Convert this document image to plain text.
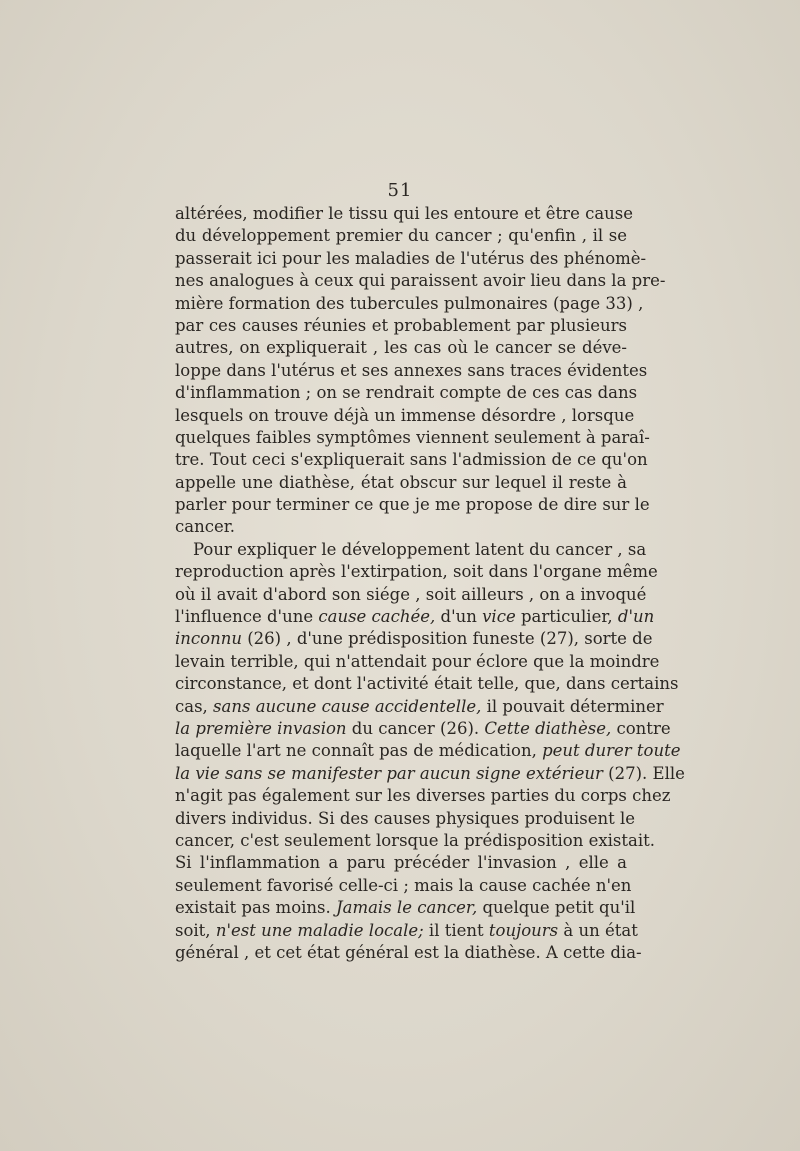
51
altérées, modifier le tissu qui les entoure et être cause
du développement premier du cancer ; qu'enfin , il se
passerait ici pour les maladies de l'utérus des phénomè-
nes analogues à ceux qui paraissent avoir lieu dans la pre-
mière formation des tubercules pulmonaires (page 33) ,
par ces causes réunies et probablement par plusieurs
autres, on expliquerait , les cas où le cancer se déve-
loppe dans l'utérus et ses annexes sans traces évidentes
d'inflammation ; on se rendrait compte de ces cas dans
lesquels on trouve déjà un immense désordre , lorsque
quelques faibles symptômes viennent seulement à paraî-
tre. Tout ceci s'expliquerait sans l'admission de ce qu'on
appelle une diathèse, état obscur sur lequel il reste à
parler pour terminer ce que je me propose de dire sur le
cancer.
Pour expliquer le développement latent du cancer , sa
reproduction après l'extirpation, soit dans l'organe même
où il avait d'abord son siége , soit ailleurs , on a invoqué
l'influence d'une cause cachée, d'un vice particulier, d'un
inconnu (26) , d'une prédisposition funeste (27), sorte de
levain terrible, qui n'attendait pour éclore que la moindre
circonstance, et dont l'activité était telle, que, dans certains
cas, sans aucune cause accidentelle, il pouvait déterminer
la première invasion du cancer (26). Cette diathèse, contre
laquelle l'art ne connaît pas de médication, peut durer toute
la vie sans se manifester par aucun signe extérieur (27). Elle
n'agit pas également sur les diverses parties du corps chez
divers individus. Si des causes physiques produisent le
cancer, c'est seulement lorsque la prédisposition existait.
Si l'inflammation a paru précéder l'invasion , elle a
seulement favorisé celle-ci ; mais la cause cachée n'en
existait pas moins. Jamais le cancer, quelque petit qu'il
soit, n'est une maladie locale; il tient toujours à un état
général , et cet état général est la diathèse. A cette dia-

#####

## Task brief
The records above must be echoed exactly, minus their pictures.

## Written response
Convert this document image to plain text.
51
altérées, modifier le tissu qui les entoure et être cause
du développement premier du cancer ; qu'enfin , il se
passerait ici pour les maladies de l'utérus des phénomè-
nes analogues à ceux qui paraissent avoir lieu dans la pre-
mière formation des tubercules pulmonaires (page 33) ,
par ces causes réunies et probablement par plusieurs
autres, on expliquerait , les cas où le cancer se déve-
loppe dans l'utérus et ses annexes sans traces évidentes
d'inflammation ; on se rendrait compte de ces cas dans
lesquels on trouve déjà un immense désordre , lorsque
quelques faibles symptômes viennent seulement à paraî-
tre. Tout ceci s'expliquerait sans l'admission de ce qu'on
appelle une diathèse, état obscur sur lequel il reste à
parler pour terminer ce que je me propose de dire sur le
cancer.
Pour expliquer le développement latent du cancer , sa
reproduction après l'extirpation, soit dans l'organe même
où il avait d'abord son siége , soit ailleurs , on a invoqué
l'influence d'une cause cachée, d'un vice particulier, d'un
inconnu (26) , d'une prédisposition funeste (27), sorte de
levain terrible, qui n'attendait pour éclore que la moindre
circonstance, et dont l'activité était telle, que, dans certains
cas, sans aucune cause accidentelle, il pouvait déterminer
la première invasion du cancer (26). Cette diathèse, contre
laquelle l'art ne connaît pas de médication, peut durer toute
la vie sans se manifester par aucun signe extérieur (27). Elle
n'agit pas également sur les diverses parties du corps chez
divers individus. Si des causes physiques produisent le
cancer, c'est seulement lorsque la prédisposition existait.
Si l'inflammation a paru précéder l'invasion , elle a
seulement favorisé celle-ci ; mais la cause cachée n'en
existait pas moins. Jamais le cancer, quelque petit qu'il
soit, n'est une maladie locale; il tient toujours à un état
général , et cet état général est la diathèse. A cette dia-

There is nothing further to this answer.